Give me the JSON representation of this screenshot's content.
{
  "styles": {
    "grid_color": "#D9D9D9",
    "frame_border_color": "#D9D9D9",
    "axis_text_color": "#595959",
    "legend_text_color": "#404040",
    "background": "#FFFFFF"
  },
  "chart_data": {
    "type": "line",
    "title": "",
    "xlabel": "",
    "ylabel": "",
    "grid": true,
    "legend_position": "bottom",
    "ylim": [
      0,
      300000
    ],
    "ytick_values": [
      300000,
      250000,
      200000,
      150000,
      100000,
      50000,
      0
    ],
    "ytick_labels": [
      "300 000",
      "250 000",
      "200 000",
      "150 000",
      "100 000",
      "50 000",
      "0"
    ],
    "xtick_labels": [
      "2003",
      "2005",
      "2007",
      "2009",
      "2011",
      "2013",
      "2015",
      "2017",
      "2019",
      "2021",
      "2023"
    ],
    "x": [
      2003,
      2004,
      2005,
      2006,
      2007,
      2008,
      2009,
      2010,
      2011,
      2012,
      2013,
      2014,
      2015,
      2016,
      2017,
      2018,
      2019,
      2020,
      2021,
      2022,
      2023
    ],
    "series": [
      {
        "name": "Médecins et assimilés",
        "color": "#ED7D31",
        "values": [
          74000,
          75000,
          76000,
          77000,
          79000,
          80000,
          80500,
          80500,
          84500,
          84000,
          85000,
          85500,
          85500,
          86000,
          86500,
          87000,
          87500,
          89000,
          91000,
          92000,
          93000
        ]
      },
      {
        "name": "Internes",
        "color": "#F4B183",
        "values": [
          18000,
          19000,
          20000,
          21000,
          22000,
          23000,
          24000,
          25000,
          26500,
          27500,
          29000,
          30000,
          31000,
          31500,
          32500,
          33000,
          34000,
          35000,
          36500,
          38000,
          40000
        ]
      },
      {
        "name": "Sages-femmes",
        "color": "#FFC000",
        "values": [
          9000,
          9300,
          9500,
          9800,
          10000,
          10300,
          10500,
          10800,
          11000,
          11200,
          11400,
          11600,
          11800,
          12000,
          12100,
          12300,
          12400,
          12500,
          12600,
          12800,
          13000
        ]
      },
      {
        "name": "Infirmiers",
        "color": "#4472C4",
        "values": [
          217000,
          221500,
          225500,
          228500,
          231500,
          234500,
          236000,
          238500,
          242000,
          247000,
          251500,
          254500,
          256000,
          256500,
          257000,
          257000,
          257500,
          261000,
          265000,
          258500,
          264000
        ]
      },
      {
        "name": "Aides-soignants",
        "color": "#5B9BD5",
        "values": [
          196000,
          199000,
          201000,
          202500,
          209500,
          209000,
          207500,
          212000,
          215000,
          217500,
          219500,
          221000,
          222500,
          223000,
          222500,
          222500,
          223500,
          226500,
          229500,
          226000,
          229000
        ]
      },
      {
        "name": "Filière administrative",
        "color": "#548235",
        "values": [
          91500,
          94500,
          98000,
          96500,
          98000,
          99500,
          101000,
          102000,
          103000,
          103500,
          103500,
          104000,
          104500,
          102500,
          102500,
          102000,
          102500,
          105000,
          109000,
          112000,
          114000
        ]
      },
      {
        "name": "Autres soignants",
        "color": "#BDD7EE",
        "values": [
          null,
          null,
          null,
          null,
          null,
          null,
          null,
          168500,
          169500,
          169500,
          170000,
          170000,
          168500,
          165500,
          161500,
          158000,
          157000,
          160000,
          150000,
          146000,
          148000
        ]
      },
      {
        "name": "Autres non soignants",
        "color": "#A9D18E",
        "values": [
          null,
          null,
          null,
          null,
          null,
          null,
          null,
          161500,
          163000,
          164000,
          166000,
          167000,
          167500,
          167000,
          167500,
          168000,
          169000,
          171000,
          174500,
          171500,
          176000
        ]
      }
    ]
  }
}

What is required: Make an exact copy of the material above.

Written answer:
Give me the JSON representation of this screenshot's content.
{
  "styles": {
    "grid_color": "#D9D9D9",
    "frame_border_color": "#D9D9D9",
    "axis_text_color": "#595959",
    "legend_text_color": "#404040",
    "background": "#FFFFFF"
  },
  "chart_data": {
    "type": "line",
    "title": "",
    "xlabel": "",
    "ylabel": "",
    "grid": true,
    "legend_position": "bottom",
    "ylim": [
      0,
      300000
    ],
    "ytick_values": [
      300000,
      250000,
      200000,
      150000,
      100000,
      50000,
      0
    ],
    "ytick_labels": [
      "300 000",
      "250 000",
      "200 000",
      "150 000",
      "100 000",
      "50 000",
      "0"
    ],
    "xtick_labels": [
      "2003",
      "2005",
      "2007",
      "2009",
      "2011",
      "2013",
      "2015",
      "2017",
      "2019",
      "2021",
      "2023"
    ],
    "x": [
      2003,
      2004,
      2005,
      2006,
      2007,
      2008,
      2009,
      2010,
      2011,
      2012,
      2013,
      2014,
      2015,
      2016,
      2017,
      2018,
      2019,
      2020,
      2021,
      2022,
      2023
    ],
    "series": [
      {
        "name": "Médecins et assimilés",
        "color": "#ED7D31",
        "values": [
          74000,
          75000,
          76000,
          77000,
          79000,
          80000,
          80500,
          80500,
          84500,
          84000,
          85000,
          85500,
          85500,
          86000,
          86500,
          87000,
          87500,
          89000,
          91000,
          92000,
          93000
        ]
      },
      {
        "name": "Internes",
        "color": "#F4B183",
        "values": [
          18000,
          19000,
          20000,
          21000,
          22000,
          23000,
          24000,
          25000,
          26500,
          27500,
          29000,
          30000,
          31000,
          31500,
          32500,
          33000,
          34000,
          35000,
          36500,
          38000,
          40000
        ]
      },
      {
        "name": "Sages-femmes",
        "color": "#FFC000",
        "values": [
          9000,
          9300,
          9500,
          9800,
          10000,
          10300,
          10500,
          10800,
          11000,
          11200,
          11400,
          11600,
          11800,
          12000,
          12100,
          12300,
          12400,
          12500,
          12600,
          12800,
          13000
        ]
      },
      {
        "name": "Infirmiers",
        "color": "#4472C4",
        "values": [
          217000,
          221500,
          225500,
          228500,
          231500,
          234500,
          236000,
          238500,
          242000,
          247000,
          251500,
          254500,
          256000,
          256500,
          257000,
          257000,
          257500,
          261000,
          265000,
          258500,
          264000
        ]
      },
      {
        "name": "Aides-soignants",
        "color": "#5B9BD5",
        "values": [
          196000,
          199000,
          201000,
          202500,
          209500,
          209000,
          207500,
          212000,
          215000,
          217500,
          219500,
          221000,
          222500,
          223000,
          222500,
          222500,
          223500,
          226500,
          229500,
          226000,
          229000
        ]
      },
      {
        "name": "Filière administrative",
        "color": "#548235",
        "values": [
          91500,
          94500,
          98000,
          96500,
          98000,
          99500,
          101000,
          102000,
          103000,
          103500,
          103500,
          104000,
          104500,
          102500,
          102500,
          102000,
          102500,
          105000,
          109000,
          112000,
          114000
        ]
      },
      {
        "name": "Autres soignants",
        "color": "#BDD7EE",
        "values": [
          null,
          null,
          null,
          null,
          null,
          null,
          null,
          168500,
          169500,
          169500,
          170000,
          170000,
          168500,
          165500,
          161500,
          158000,
          157000,
          160000,
          150000,
          146000,
          148000
        ]
      },
      {
        "name": "Autres non soignants",
        "color": "#A9D18E",
        "values": [
          null,
          null,
          null,
          null,
          null,
          null,
          null,
          161500,
          163000,
          164000,
          166000,
          167000,
          167500,
          167000,
          167500,
          168000,
          169000,
          171000,
          174500,
          171500,
          176000
        ]
      }
    ]
  }
}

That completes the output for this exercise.